*Exercise task*
Swap "annotation" for "peak label" everywhere it occurs in the listing below, and reproduce every other line and character unchanged.

Data shown start

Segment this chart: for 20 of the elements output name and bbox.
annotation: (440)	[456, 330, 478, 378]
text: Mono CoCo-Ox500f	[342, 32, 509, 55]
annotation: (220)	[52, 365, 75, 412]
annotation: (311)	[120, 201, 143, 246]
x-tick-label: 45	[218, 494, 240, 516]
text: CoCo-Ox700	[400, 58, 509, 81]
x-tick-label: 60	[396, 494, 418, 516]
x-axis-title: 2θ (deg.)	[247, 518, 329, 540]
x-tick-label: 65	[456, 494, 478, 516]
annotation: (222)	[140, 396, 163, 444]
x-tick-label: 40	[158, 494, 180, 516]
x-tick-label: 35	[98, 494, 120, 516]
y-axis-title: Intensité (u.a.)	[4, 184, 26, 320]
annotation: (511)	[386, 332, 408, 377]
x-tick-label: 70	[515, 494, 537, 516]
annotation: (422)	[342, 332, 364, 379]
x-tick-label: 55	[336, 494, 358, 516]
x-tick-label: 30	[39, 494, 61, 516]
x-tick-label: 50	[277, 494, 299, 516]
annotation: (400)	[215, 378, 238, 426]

Data shown end

*Problem solution*
Segment this chart: for 20 of the elements output name and bbox.
peak label: (440)	[456, 330, 478, 378]
text: Mono CoCo-Ox500f	[342, 32, 509, 55]
peak label: (220)	[52, 365, 75, 412]
peak label: (311)	[120, 201, 143, 246]
x-tick-label: 45	[218, 494, 240, 516]
text: CoCo-Ox700	[400, 58, 509, 81]
x-tick-label: 60	[396, 494, 418, 516]
x-axis-title: 2θ (deg.)	[247, 518, 329, 540]
x-tick-label: 65	[456, 494, 478, 516]
peak label: (222)	[140, 396, 163, 444]
x-tick-label: 40	[158, 494, 180, 516]
x-tick-label: 35	[98, 494, 120, 516]
y-axis-title: Intensité (u.a.)	[4, 184, 26, 320]
peak label: (511)	[386, 332, 408, 377]
x-tick-label: 70	[515, 494, 537, 516]
peak label: (422)	[342, 332, 364, 379]
x-tick-label: 55	[336, 494, 358, 516]
x-tick-label: 30	[39, 494, 61, 516]
x-tick-label: 50	[277, 494, 299, 516]
peak label: (400)	[215, 378, 238, 426]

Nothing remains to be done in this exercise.